── Data supplied ──

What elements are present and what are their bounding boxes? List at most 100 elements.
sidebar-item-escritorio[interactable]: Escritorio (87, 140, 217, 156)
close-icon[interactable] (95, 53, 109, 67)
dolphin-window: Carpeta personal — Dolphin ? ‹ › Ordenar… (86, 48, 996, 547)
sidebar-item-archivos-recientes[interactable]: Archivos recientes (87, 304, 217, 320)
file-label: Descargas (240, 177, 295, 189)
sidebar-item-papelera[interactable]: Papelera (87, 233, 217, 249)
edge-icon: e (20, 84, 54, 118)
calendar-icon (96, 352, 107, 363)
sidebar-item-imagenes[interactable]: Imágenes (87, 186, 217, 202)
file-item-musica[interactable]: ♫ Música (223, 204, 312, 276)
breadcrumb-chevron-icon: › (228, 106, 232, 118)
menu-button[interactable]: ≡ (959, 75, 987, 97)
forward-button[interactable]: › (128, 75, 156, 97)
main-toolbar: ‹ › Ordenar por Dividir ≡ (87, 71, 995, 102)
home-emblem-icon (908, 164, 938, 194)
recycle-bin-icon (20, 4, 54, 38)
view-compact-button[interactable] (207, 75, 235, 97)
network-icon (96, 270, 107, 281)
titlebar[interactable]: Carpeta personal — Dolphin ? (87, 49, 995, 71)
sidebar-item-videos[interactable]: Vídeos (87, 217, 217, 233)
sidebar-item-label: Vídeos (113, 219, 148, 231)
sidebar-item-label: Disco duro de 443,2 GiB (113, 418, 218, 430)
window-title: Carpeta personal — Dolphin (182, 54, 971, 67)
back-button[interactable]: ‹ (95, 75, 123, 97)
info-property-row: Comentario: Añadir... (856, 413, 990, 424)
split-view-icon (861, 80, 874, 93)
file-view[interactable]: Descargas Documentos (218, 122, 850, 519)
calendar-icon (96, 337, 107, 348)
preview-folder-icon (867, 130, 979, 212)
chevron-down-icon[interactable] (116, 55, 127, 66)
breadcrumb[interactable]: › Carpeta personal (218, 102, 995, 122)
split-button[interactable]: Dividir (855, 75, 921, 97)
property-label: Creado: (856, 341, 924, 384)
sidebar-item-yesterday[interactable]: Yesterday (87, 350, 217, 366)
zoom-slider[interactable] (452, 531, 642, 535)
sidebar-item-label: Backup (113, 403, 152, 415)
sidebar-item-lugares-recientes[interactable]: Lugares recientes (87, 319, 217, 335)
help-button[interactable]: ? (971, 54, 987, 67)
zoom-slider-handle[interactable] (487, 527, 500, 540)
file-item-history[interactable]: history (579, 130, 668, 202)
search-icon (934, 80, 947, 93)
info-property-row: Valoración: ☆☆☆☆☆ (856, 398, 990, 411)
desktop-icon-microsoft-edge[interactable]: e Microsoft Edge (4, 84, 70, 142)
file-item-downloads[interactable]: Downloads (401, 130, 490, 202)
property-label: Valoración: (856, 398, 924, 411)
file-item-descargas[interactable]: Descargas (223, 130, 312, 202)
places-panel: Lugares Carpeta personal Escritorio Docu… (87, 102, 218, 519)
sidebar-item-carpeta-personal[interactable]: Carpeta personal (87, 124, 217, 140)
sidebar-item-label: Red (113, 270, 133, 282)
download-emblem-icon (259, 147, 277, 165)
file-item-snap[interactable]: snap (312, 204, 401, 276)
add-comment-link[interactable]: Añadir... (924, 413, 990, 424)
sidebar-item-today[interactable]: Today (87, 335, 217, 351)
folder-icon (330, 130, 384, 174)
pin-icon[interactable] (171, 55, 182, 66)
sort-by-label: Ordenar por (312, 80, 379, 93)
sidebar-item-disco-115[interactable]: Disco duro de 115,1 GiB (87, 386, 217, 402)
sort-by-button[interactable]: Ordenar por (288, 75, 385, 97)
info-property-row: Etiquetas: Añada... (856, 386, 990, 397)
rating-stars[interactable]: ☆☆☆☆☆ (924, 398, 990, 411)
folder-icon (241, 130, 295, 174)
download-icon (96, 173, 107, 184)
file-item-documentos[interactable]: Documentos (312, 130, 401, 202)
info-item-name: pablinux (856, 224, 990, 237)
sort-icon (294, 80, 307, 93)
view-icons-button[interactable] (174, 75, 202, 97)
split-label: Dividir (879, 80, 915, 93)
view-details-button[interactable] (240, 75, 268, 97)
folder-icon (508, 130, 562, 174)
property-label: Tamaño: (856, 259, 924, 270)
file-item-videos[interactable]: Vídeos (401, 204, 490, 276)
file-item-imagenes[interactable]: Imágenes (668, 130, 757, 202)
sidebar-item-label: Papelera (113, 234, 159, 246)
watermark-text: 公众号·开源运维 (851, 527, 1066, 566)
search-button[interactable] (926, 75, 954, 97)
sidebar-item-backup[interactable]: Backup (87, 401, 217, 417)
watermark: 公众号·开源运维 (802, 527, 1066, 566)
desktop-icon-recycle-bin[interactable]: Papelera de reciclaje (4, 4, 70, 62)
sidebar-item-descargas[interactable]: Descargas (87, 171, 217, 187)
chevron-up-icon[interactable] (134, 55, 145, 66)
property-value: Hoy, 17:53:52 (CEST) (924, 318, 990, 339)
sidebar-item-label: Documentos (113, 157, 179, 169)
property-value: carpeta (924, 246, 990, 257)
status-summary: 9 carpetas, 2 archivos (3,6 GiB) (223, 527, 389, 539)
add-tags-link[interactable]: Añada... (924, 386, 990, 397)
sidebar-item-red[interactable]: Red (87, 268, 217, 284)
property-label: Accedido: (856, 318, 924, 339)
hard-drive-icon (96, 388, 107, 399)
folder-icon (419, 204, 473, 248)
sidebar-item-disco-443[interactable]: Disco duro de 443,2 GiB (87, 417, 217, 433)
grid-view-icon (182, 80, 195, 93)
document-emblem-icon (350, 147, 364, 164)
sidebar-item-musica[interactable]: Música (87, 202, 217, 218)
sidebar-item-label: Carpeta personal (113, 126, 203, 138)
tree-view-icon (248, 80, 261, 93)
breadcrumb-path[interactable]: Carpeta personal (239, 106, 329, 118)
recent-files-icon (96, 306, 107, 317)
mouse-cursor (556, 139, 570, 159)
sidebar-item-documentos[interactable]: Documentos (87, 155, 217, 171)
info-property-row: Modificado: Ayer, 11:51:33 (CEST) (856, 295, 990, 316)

───

**What to do:** The word "chevron" appears in some lines of the data. Copy every one of those lines.

**Result:**
breadcrumb-chevron-icon: › (228, 106, 232, 118)
chevron-down-icon[interactable] (116, 55, 127, 66)
chevron-up-icon[interactable] (134, 55, 145, 66)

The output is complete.